#### REQUIREMENT:
Return the lines where the word "volume" occurs.

____________

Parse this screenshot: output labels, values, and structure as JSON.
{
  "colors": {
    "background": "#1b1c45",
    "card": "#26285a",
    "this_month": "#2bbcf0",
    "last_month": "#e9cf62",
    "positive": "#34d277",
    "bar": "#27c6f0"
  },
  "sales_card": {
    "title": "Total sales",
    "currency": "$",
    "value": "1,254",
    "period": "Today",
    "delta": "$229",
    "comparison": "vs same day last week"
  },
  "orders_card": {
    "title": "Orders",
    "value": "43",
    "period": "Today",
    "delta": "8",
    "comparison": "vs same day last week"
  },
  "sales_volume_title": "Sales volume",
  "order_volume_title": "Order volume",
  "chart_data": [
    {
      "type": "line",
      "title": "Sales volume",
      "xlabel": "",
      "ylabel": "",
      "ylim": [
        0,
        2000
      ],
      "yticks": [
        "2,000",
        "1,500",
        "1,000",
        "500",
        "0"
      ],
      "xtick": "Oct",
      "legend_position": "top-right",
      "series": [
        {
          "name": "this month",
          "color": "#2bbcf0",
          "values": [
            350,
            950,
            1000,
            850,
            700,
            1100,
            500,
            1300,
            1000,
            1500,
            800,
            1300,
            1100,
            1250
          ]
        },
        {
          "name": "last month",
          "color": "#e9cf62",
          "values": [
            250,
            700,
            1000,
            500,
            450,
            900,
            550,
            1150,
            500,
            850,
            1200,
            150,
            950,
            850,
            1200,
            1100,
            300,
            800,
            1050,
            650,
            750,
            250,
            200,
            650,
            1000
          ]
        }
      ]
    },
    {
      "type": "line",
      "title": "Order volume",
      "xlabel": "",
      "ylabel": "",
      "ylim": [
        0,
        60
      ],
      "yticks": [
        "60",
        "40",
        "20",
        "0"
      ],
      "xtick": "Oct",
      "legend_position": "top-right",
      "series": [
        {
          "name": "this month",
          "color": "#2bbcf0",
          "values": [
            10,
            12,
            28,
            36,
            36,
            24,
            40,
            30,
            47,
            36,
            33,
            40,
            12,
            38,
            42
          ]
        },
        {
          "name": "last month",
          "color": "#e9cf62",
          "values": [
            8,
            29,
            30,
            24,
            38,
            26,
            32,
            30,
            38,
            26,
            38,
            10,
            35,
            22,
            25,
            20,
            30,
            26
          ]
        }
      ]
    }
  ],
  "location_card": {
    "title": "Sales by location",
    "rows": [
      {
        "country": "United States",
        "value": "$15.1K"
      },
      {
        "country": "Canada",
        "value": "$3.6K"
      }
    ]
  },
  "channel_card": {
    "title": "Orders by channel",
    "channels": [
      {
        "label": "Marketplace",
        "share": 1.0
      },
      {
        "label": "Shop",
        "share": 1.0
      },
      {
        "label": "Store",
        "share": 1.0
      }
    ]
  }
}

____________

#### RESPONSE TO THIS EXERCISE:
  "sales_volume_title": "Sales volume",
  "order_volume_title": "Order volume",
      "title": "Sales volume",
      "title": "Order volume",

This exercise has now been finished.